-------- Recorded data

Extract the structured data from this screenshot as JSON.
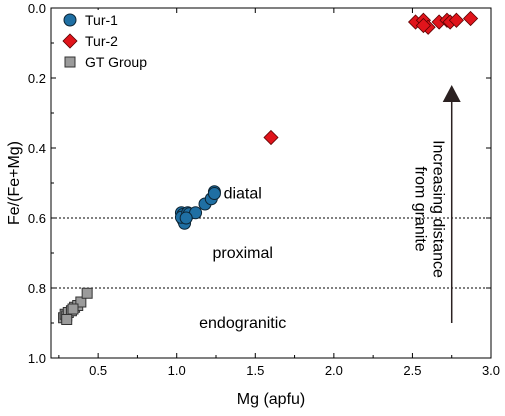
{
  "chart_data": {
    "type": "scatter",
    "title": "",
    "xlabel": "Mg (apfu)",
    "ylabel": "Fe/(Fe+Mg)",
    "xlim": [
      0.2,
      3.0
    ],
    "ylim": [
      0.0,
      1.0
    ],
    "y_inverted": true,
    "x_ticks": [
      "0.5",
      "1.0",
      "1.5",
      "2.0",
      "2.5",
      "3.0"
    ],
    "x_tick_values": [
      0.5,
      1.0,
      1.5,
      2.0,
      2.5,
      3.0
    ],
    "y_ticks": [
      "0.0",
      "0.2",
      "0.4",
      "0.6",
      "0.8",
      "1.0"
    ],
    "y_tick_values": [
      0.0,
      0.2,
      0.4,
      0.6,
      0.8,
      1.0
    ],
    "grid": false,
    "legend_position": "top-left",
    "series": [
      {
        "name": "Tur-1",
        "marker": "circle",
        "color": "#1f6fa3",
        "points": [
          [
            1.03,
            0.585
          ],
          [
            1.04,
            0.59
          ],
          [
            1.05,
            0.6
          ],
          [
            1.04,
            0.605
          ],
          [
            1.05,
            0.615
          ],
          [
            1.03,
            0.598
          ],
          [
            1.07,
            0.585
          ],
          [
            1.08,
            0.588
          ],
          [
            1.12,
            0.585
          ],
          [
            1.18,
            0.56
          ],
          [
            1.22,
            0.545
          ],
          [
            1.24,
            0.525
          ],
          [
            1.24,
            0.53
          ],
          [
            1.06,
            0.6
          ]
        ]
      },
      {
        "name": "Tur-2",
        "marker": "diamond",
        "color": "#e0141b",
        "points": [
          [
            1.6,
            0.37
          ],
          [
            2.52,
            0.04
          ],
          [
            2.57,
            0.035
          ],
          [
            2.6,
            0.055
          ],
          [
            2.67,
            0.04
          ],
          [
            2.72,
            0.035
          ],
          [
            2.74,
            0.04
          ],
          [
            2.78,
            0.035
          ],
          [
            2.87,
            0.03
          ],
          [
            2.57,
            0.05
          ]
        ]
      },
      {
        "name": "GT Group",
        "marker": "square",
        "color": "#9b9b9b",
        "points": [
          [
            0.28,
            0.885
          ],
          [
            0.29,
            0.875
          ],
          [
            0.3,
            0.88
          ],
          [
            0.31,
            0.87
          ],
          [
            0.33,
            0.865
          ],
          [
            0.35,
            0.855
          ],
          [
            0.37,
            0.85
          ],
          [
            0.39,
            0.84
          ],
          [
            0.43,
            0.815
          ],
          [
            0.3,
            0.89
          ],
          [
            0.34,
            0.86
          ]
        ]
      }
    ],
    "reference_lines": [
      {
        "axis": "y",
        "value": 0.6,
        "style": "dotted"
      },
      {
        "axis": "y",
        "value": 0.8,
        "style": "dotted"
      }
    ],
    "zone_labels": [
      {
        "text": "diatal",
        "x": 1.42,
        "y": 0.53
      },
      {
        "text": "proximal",
        "x": 1.42,
        "y": 0.7
      },
      {
        "text": "endogranitic",
        "x": 1.42,
        "y": 0.9
      }
    ],
    "arrow": {
      "x": 2.75,
      "y_from": 0.9,
      "y_to": 0.22,
      "color": "#2b2121"
    },
    "arrow_label_lines": [
      "Increasing distance",
      "from granite"
    ]
  }
}
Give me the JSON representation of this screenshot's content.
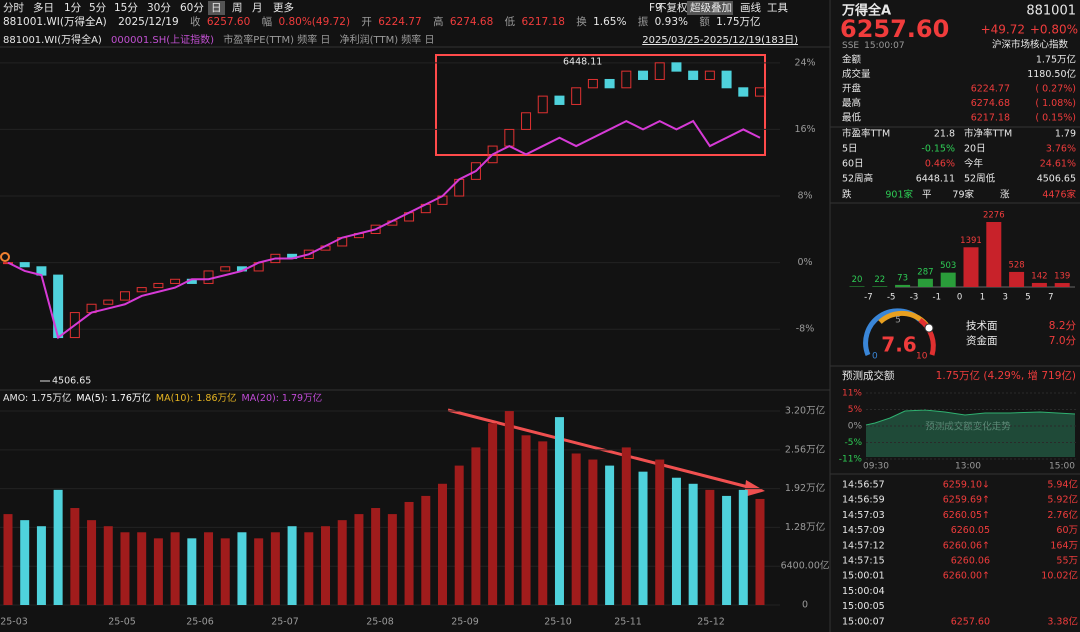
{
  "toolbar": {
    "tabs": [
      "分时",
      "多日",
      "1分",
      "5分",
      "15分",
      "30分",
      "60分",
      "日",
      "周",
      "月",
      "更多"
    ],
    "active_tab": "日",
    "buttons": [
      "F9",
      "不复权",
      "超级叠加",
      "画线",
      "工具"
    ]
  },
  "quote": {
    "code": "881001.WI(万得全A)",
    "date": "2025/12/19",
    "close_label": "收",
    "close": "6257.60",
    "chg_label": "幅",
    "chg": "0.80%(49.72)",
    "open_label": "开",
    "open": "6224.77",
    "high_label": "高",
    "high": "6274.68",
    "low_label": "低",
    "low": "6217.18",
    "turn_label": "换",
    "turn": "1.65%",
    "amp_label": "振",
    "amp": "0.93%",
    "amt_label": "额",
    "amt": "1.75万亿"
  },
  "legend_bar": {
    "items": [
      "881001.WI(万得全A)",
      "000001.SH(上证指数)",
      "市盈率PE(TTM) 频率 日",
      "净利润(TTM) 频率 日"
    ],
    "range": "2025/03/25-2025/12/19(183日)"
  },
  "chart_data": [
    {
      "type": "candlestick",
      "series": [
        {
          "name": "881001.WI(万得全A)",
          "values": [
            0,
            -0.5,
            -1.5,
            -9,
            -6,
            -5,
            -4.5,
            -3.5,
            -3,
            -2.5,
            -2,
            -2.5,
            -1,
            -0.5,
            -1,
            0,
            1,
            0.5,
            1.5,
            2,
            3,
            3.5,
            4.5,
            5,
            6,
            7,
            8,
            10,
            12,
            14,
            16,
            18,
            20,
            19,
            21,
            22,
            21,
            23,
            22,
            24,
            23,
            22,
            23,
            21,
            20,
            21
          ]
        },
        {
          "name": "000001.SH(上证指数)",
          "color": "#d63ad6",
          "values": [
            0,
            -1,
            -1.5,
            -9,
            -7.5,
            -6,
            -5.5,
            -5,
            -4,
            -3.5,
            -3,
            -2,
            -2,
            -1.5,
            -1,
            0,
            0.5,
            0.5,
            1,
            2,
            3,
            3.5,
            4,
            5,
            6,
            7,
            8,
            10,
            11,
            13,
            14,
            13,
            14,
            15,
            14,
            15,
            16,
            17,
            16,
            17,
            16,
            17,
            14,
            15,
            16,
            15
          ]
        }
      ],
      "up_color": "#e03131",
      "down_color": "#4fd2dc",
      "ylim": [
        -15.3,
        25.3
      ],
      "yticks": [
        {
          "value": 24,
          "label": "24%"
        },
        {
          "value": 16,
          "label": "16%"
        },
        {
          "value": 8,
          "label": "8%"
        },
        {
          "value": 0,
          "label": "0%"
        },
        {
          "value": -8,
          "label": "-8%"
        }
      ],
      "grid": true,
      "annotations": {
        "high": "6448.11",
        "low": "4506.65"
      },
      "xticks": [
        "25-03",
        "25-05",
        "25-06",
        "25-07",
        "25-08",
        "25-09",
        "25-10",
        "25-11",
        "25-12"
      ]
    },
    {
      "type": "bar",
      "title": "AMO: 1.75万亿",
      "legend": [
        "MA(5): 1.76万亿",
        "MA(10): 1.86万亿",
        "MA(20): 1.79万亿"
      ],
      "legend_colors": [
        "#ffffff",
        "#e6b422",
        "#c04bd6"
      ],
      "values": [
        1.5,
        1.4,
        1.3,
        1.9,
        1.6,
        1.4,
        1.3,
        1.2,
        1.2,
        1.1,
        1.2,
        1.1,
        1.2,
        1.1,
        1.2,
        1.1,
        1.2,
        1.3,
        1.2,
        1.3,
        1.4,
        1.5,
        1.6,
        1.5,
        1.7,
        1.8,
        2.0,
        2.3,
        2.6,
        3.0,
        3.2,
        2.8,
        2.7,
        3.1,
        2.5,
        2.4,
        2.3,
        2.6,
        2.2,
        2.4,
        2.1,
        2.0,
        1.9,
        1.8,
        1.9,
        1.75
      ],
      "ylim": [
        0,
        3.3
      ],
      "yticks": [
        {
          "value": 3.2,
          "label": "3.20万亿"
        },
        {
          "value": 2.56,
          "label": "2.56万亿"
        },
        {
          "value": 1.92,
          "label": "1.92万亿"
        },
        {
          "value": 1.28,
          "label": "1.28万亿"
        },
        {
          "value": 0.64,
          "label": "6400.00亿"
        },
        0
      ]
    },
    {
      "type": "bar",
      "values": [
        20,
        22,
        73,
        287,
        503,
        1391,
        2276,
        528,
        142,
        139
      ],
      "colors": [
        "#2a9d3a",
        "#2a9d3a",
        "#2a9d3a",
        "#2a9d3a",
        "#2a9d3a",
        "#c8222a",
        "#c8222a",
        "#c8222a",
        "#c8222a",
        "#c8222a"
      ],
      "xticks": [
        -7,
        -5,
        -3,
        -1,
        0,
        1,
        3,
        5,
        7
      ],
      "ylim": [
        0,
        2276
      ]
    }
  ],
  "panel": {
    "name": "万得全A",
    "code": "881001",
    "price": "6257.60",
    "change": "+49.72",
    "pct": "+0.80%",
    "exchange": "SSE",
    "time": "15:00:07",
    "tag": "沪深市场核心指数",
    "rows": [
      [
        "金额",
        "1.75万亿"
      ],
      [
        "成交量",
        "1180.50亿"
      ],
      [
        "开盘",
        "6224.77",
        "( 0.27%)"
      ],
      [
        "最高",
        "6274.68",
        "( 1.08%)"
      ],
      [
        "最低",
        "6217.18",
        "( 0.15%)"
      ]
    ],
    "stats": [
      [
        "市盈率TTM",
        "21.8",
        "市净率TTM",
        "1.79"
      ],
      [
        "5日",
        "-0.15%",
        "20日",
        "3.76%"
      ],
      [
        "60日",
        "0.46%",
        "今年",
        "24.61%"
      ],
      [
        "52周高",
        "6448.11",
        "52周低",
        "4506.65"
      ]
    ],
    "breadth": [
      "跌",
      "901家",
      "平",
      "79家",
      "涨",
      "4476家"
    ]
  },
  "score": {
    "value": "7.6",
    "min": "0",
    "mid": "5",
    "max": "10",
    "tech_label": "技术面",
    "tech": "8.2分",
    "fund_label": "资金面",
    "fund": "7.0分"
  },
  "forecast": {
    "label": "预测成交额",
    "value": "1.75万亿 (4.29%, 增 719亿)",
    "yticks": [
      "11%",
      "5%",
      "0%",
      "-5%",
      "-11%"
    ],
    "xticks": [
      "09:30",
      "13:00",
      "15:00"
    ],
    "watermark": "预测成交额变化走势"
  },
  "trades": [
    [
      "14:56:57",
      "6259.10↓",
      "5.94亿"
    ],
    [
      "14:56:59",
      "6259.69↑",
      "5.92亿"
    ],
    [
      "14:57:03",
      "6260.05↑",
      "2.76亿"
    ],
    [
      "14:57:09",
      "6260.05",
      "60万"
    ],
    [
      "14:57:12",
      "6260.06↑",
      "164万"
    ],
    [
      "14:57:15",
      "6260.06",
      "55万"
    ],
    [
      "15:00:01",
      "6260.00↑",
      "10.02亿"
    ],
    [
      "15:00:04"
    ],
    [
      "15:00:05"
    ],
    [
      "15:00:07",
      "6257.60",
      "3.38亿"
    ]
  ]
}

----------------

(Exercise brief)
In the entries above, find each line with the word "JSON" and copy it.

(Exercise result)
Extract the structured data from this screenshot as JSON.
Give me the JSON representation of this screenshot's content.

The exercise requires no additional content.